* _GIVEN INSTRUCTION_
Wherever the word "name" appears in the entries, copy the whole line.

* _DATA FOR THIS EXERCISE_
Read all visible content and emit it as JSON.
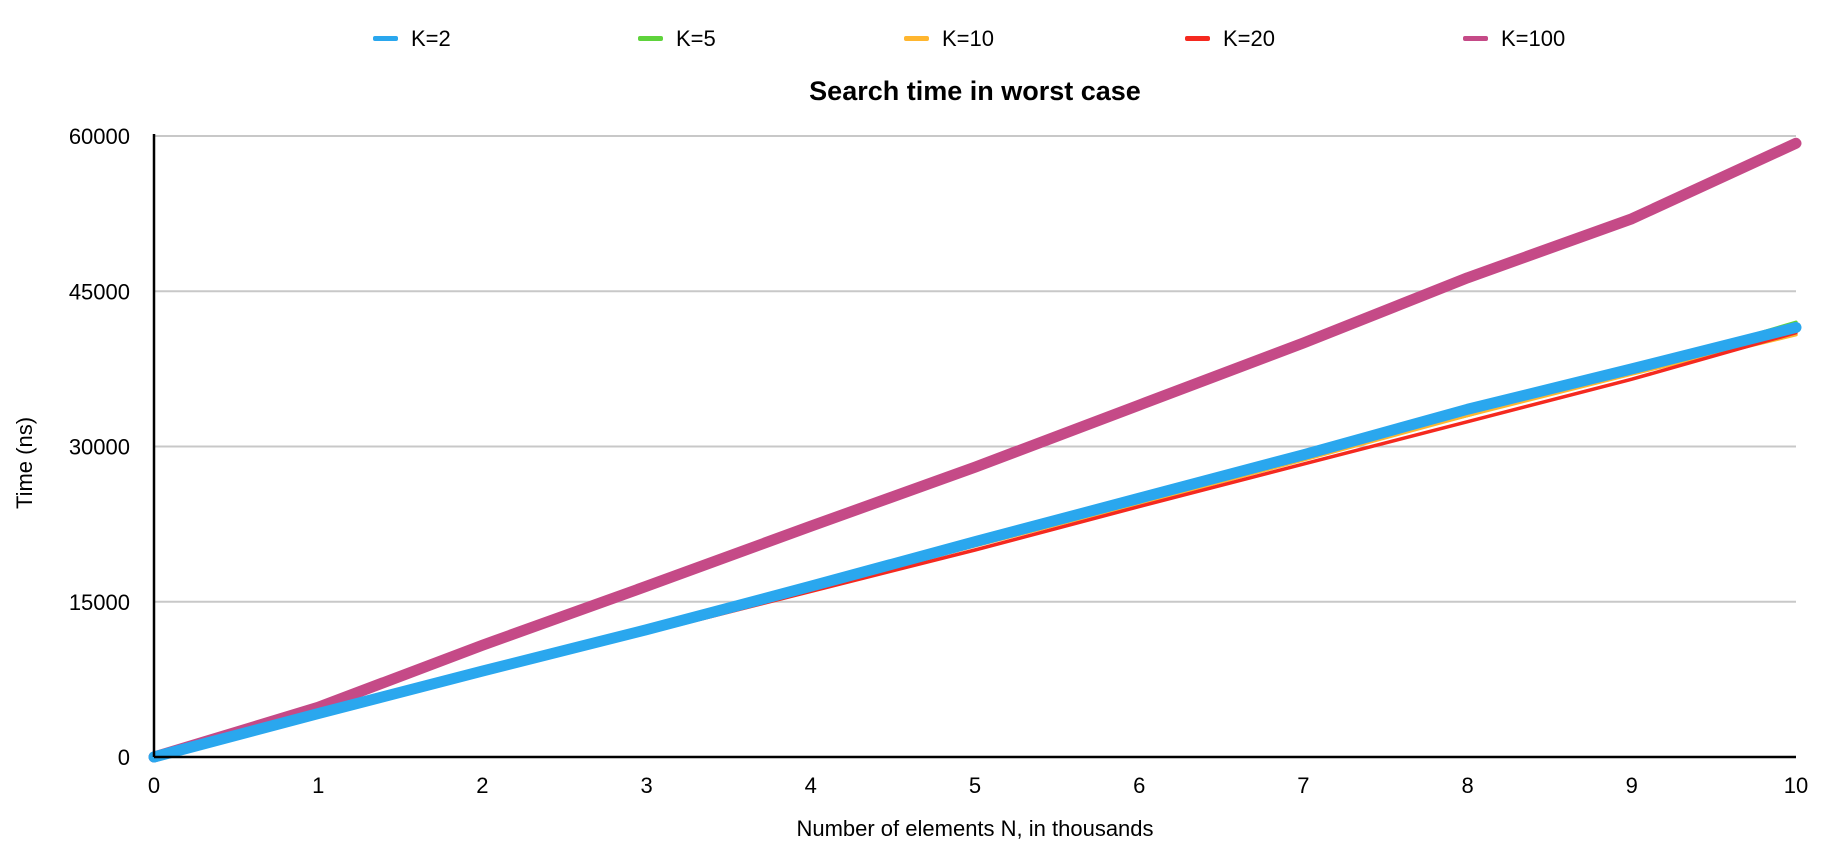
{
  "chart_data": {
    "type": "line",
    "title": "Search time in worst case",
    "xlabel": "Number of elements N, in thousands",
    "ylabel": "Time (ns)",
    "x": [
      0,
      1,
      2,
      3,
      4,
      5,
      6,
      7,
      8,
      9,
      10
    ],
    "xticks": [
      "0",
      "1",
      "2",
      "3",
      "4",
      "5",
      "6",
      "7",
      "8",
      "9",
      "10"
    ],
    "xlim": [
      0,
      10
    ],
    "yticks": [
      "0",
      "15000",
      "30000",
      "45000",
      "60000"
    ],
    "ylim": [
      0,
      60000
    ],
    "grid": "horizontal",
    "legend_position": "top",
    "series": [
      {
        "name": "K=2",
        "color": "#2aa7ee",
        "values": [
          0,
          4200,
          8300,
          12300,
          16500,
          20800,
          25000,
          29200,
          33600,
          37500,
          41500
        ]
      },
      {
        "name": "K=5",
        "color": "#5fd33c",
        "values": [
          0,
          4200,
          8300,
          12500,
          16800,
          21000,
          25000,
          29000,
          33000,
          37300,
          42000
        ]
      },
      {
        "name": "K=10",
        "color": "#ffb62f",
        "values": [
          0,
          4100,
          8000,
          12000,
          16200,
          20400,
          24500,
          28700,
          33000,
          37000,
          40800
        ]
      },
      {
        "name": "K=20",
        "color": "#f5291f",
        "values": [
          0,
          4000,
          8000,
          12000,
          16000,
          20000,
          24200,
          28300,
          32400,
          36500,
          41000
        ]
      },
      {
        "name": "K=100",
        "color": "#c54a87",
        "values": [
          0,
          4800,
          10800,
          16500,
          22300,
          28000,
          34000,
          40000,
          46300,
          52000,
          59300
        ]
      }
    ]
  }
}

* _SOLUTION_
        "name": "K=2",
        "name": "K=5",
        "name": "K=10",
        "name": "K=20",
        "name": "K=100",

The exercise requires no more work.